TO DO
The data below should be printed in full, exactly, and without any of its images.

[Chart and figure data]
▬▬▬▬▬▬
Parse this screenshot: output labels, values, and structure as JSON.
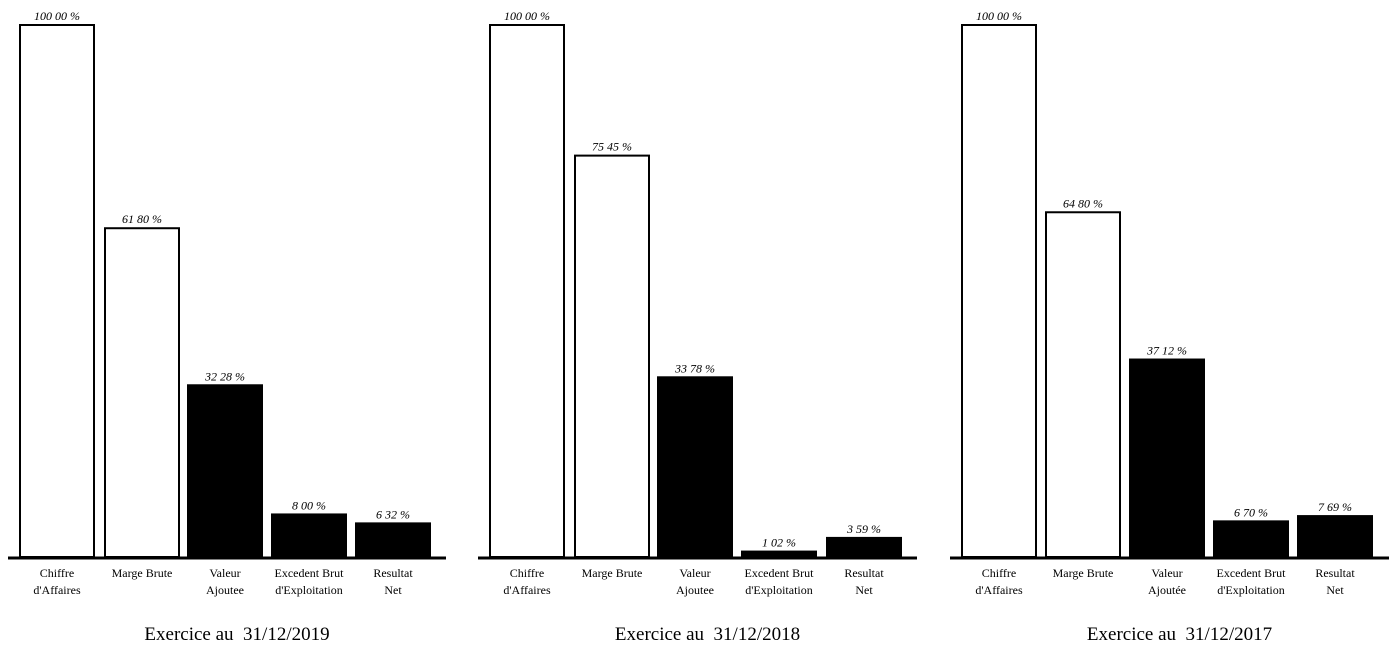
{
  "chart_data": [
    {
      "type": "bar",
      "title": "Exercice au  31/12/2019",
      "categories": [
        [
          "Chiffre",
          "d'Affaires"
        ],
        [
          "Marge Brute"
        ],
        [
          "Valeur",
          "Ajoutee"
        ],
        [
          "Excedent Brut",
          "d'Exploitation"
        ],
        [
          "Resultat",
          "Net"
        ]
      ],
      "values": [
        100.0,
        61.8,
        32.28,
        8.0,
        6.32
      ],
      "value_labels": [
        "100 00 %",
        "61 80 %",
        "32 28 %",
        "8 00 %",
        "6 32 %"
      ],
      "bar_colors": [
        "#ffffff",
        "#ffffff",
        "#000000",
        "#000000",
        "#000000"
      ],
      "ylim": [
        0,
        100
      ]
    },
    {
      "type": "bar",
      "title": "Exercice au  31/12/2018",
      "categories": [
        [
          "Chiffre",
          "d'Affaires"
        ],
        [
          "Marge Brute"
        ],
        [
          "Valeur",
          "Ajoutee"
        ],
        [
          "Excedent Brut",
          "d'Exploitation"
        ],
        [
          "Resultat",
          "Net"
        ]
      ],
      "values": [
        100.0,
        75.45,
        33.78,
        1.02,
        3.59
      ],
      "value_labels": [
        "100 00 %",
        "75 45 %",
        "33 78 %",
        "1 02 %",
        "3 59 %"
      ],
      "bar_colors": [
        "#ffffff",
        "#ffffff",
        "#000000",
        "#000000",
        "#000000"
      ],
      "ylim": [
        0,
        100
      ]
    },
    {
      "type": "bar",
      "title": "Exercice au  31/12/2017",
      "categories": [
        [
          "Chiffre",
          "d'Affaires"
        ],
        [
          "Marge Brute"
        ],
        [
          "Valeur",
          "Ajoutée"
        ],
        [
          "Excedent Brut",
          "d'Exploitation"
        ],
        [
          "Resultat",
          "Net"
        ]
      ],
      "values": [
        100.0,
        64.8,
        37.12,
        6.7,
        7.69
      ],
      "value_labels": [
        "100 00 %",
        "64 80 %",
        "37 12 %",
        "6 70 %",
        "7 69 %"
      ],
      "bar_colors": [
        "#ffffff",
        "#ffffff",
        "#000000",
        "#000000",
        "#000000"
      ],
      "ylim": [
        0,
        100
      ]
    }
  ]
}
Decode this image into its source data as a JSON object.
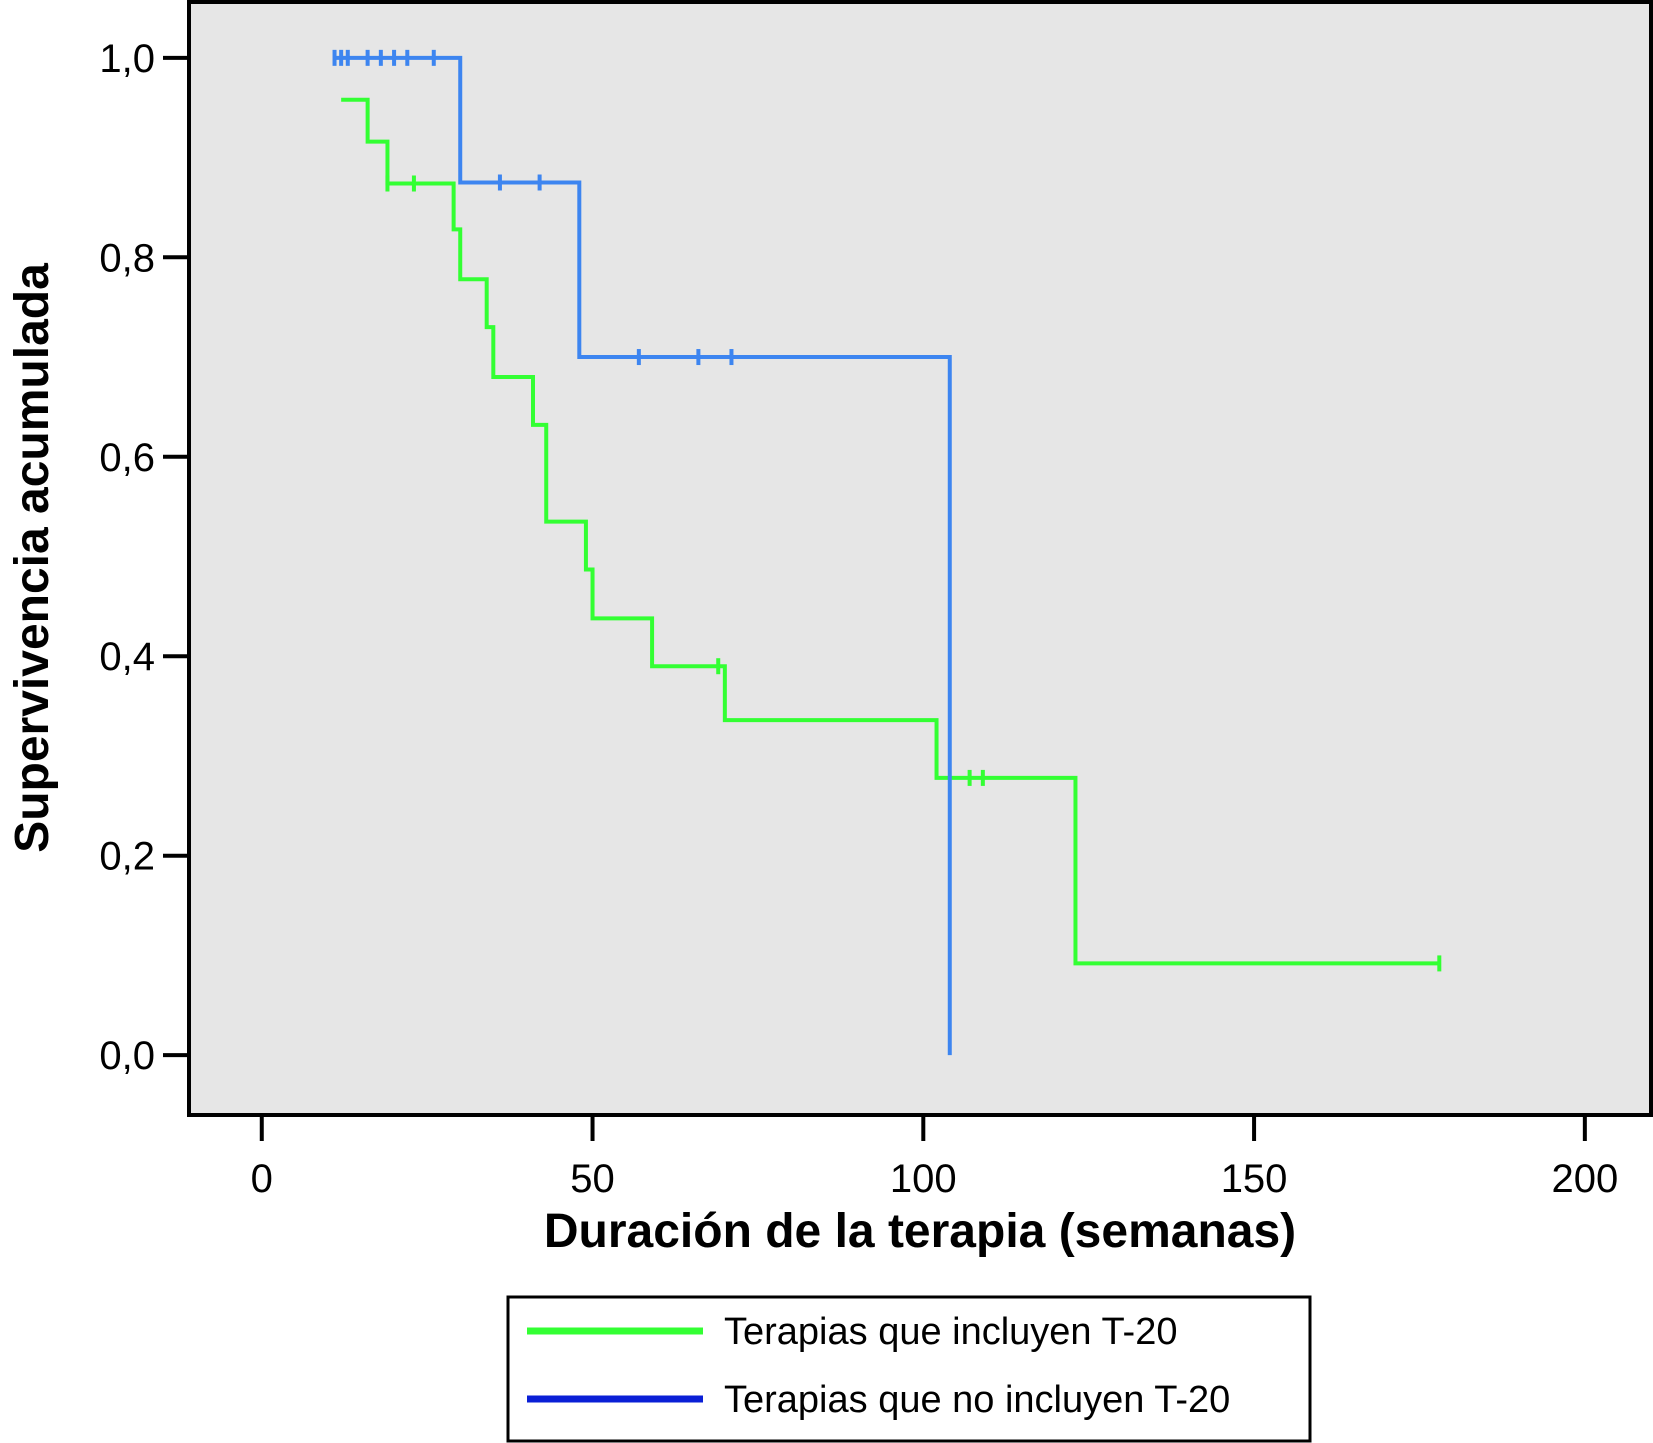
▬▬▬▬▬▬
TASK RESPONSE
Parse this screenshot: output labels, values, and structure as JSON.
{
  "chart_data": [
    {
      "type": "bar",
      "title": "Exercice au  31/12/2019",
      "categories": [
        [
          "Chiffre",
          "d'Affaires"
        ],
        [
          "Marge Brute"
        ],
        [
          "Valeur",
          "Ajoutee"
        ],
        [
          "Excedent Brut",
          "d'Exploitation"
        ],
        [
          "Resultat",
          "Net"
        ]
      ],
      "values": [
        100.0,
        61.8,
        32.28,
        8.0,
        6.32
      ],
      "value_labels": [
        "100 00 %",
        "61 80 %",
        "32 28 %",
        "8 00 %",
        "6 32 %"
      ],
      "bar_colors": [
        "#ffffff",
        "#ffffff",
        "#000000",
        "#000000",
        "#000000"
      ],
      "ylim": [
        0,
        100
      ]
    },
    {
      "type": "bar",
      "title": "Exercice au  31/12/2018",
      "categories": [
        [
          "Chiffre",
          "d'Affaires"
        ],
        [
          "Marge Brute"
        ],
        [
          "Valeur",
          "Ajoutee"
        ],
        [
          "Excedent Brut",
          "d'Exploitation"
        ],
        [
          "Resultat",
          "Net"
        ]
      ],
      "values": [
        100.0,
        75.45,
        33.78,
        1.02,
        3.59
      ],
      "value_labels": [
        "100 00 %",
        "75 45 %",
        "33 78 %",
        "1 02 %",
        "3 59 %"
      ],
      "bar_colors": [
        "#ffffff",
        "#ffffff",
        "#000000",
        "#000000",
        "#000000"
      ],
      "ylim": [
        0,
        100
      ]
    },
    {
      "type": "bar",
      "title": "Exercice au  31/12/2017",
      "categories": [
        [
          "Chiffre",
          "d'Affaires"
        ],
        [
          "Marge Brute"
        ],
        [
          "Valeur",
          "Ajoutée"
        ],
        [
          "Excedent Brut",
          "d'Exploitation"
        ],
        [
          "Resultat",
          "Net"
        ]
      ],
      "values": [
        100.0,
        64.8,
        37.12,
        6.7,
        7.69
      ],
      "value_labels": [
        "100 00 %",
        "64 80 %",
        "37 12 %",
        "6 70 %",
        "7 69 %"
      ],
      "bar_colors": [
        "#ffffff",
        "#ffffff",
        "#000000",
        "#000000",
        "#000000"
      ],
      "ylim": [
        0,
        100
      ]
    }
  ]
}
Decode this image into its source data as a JSON object.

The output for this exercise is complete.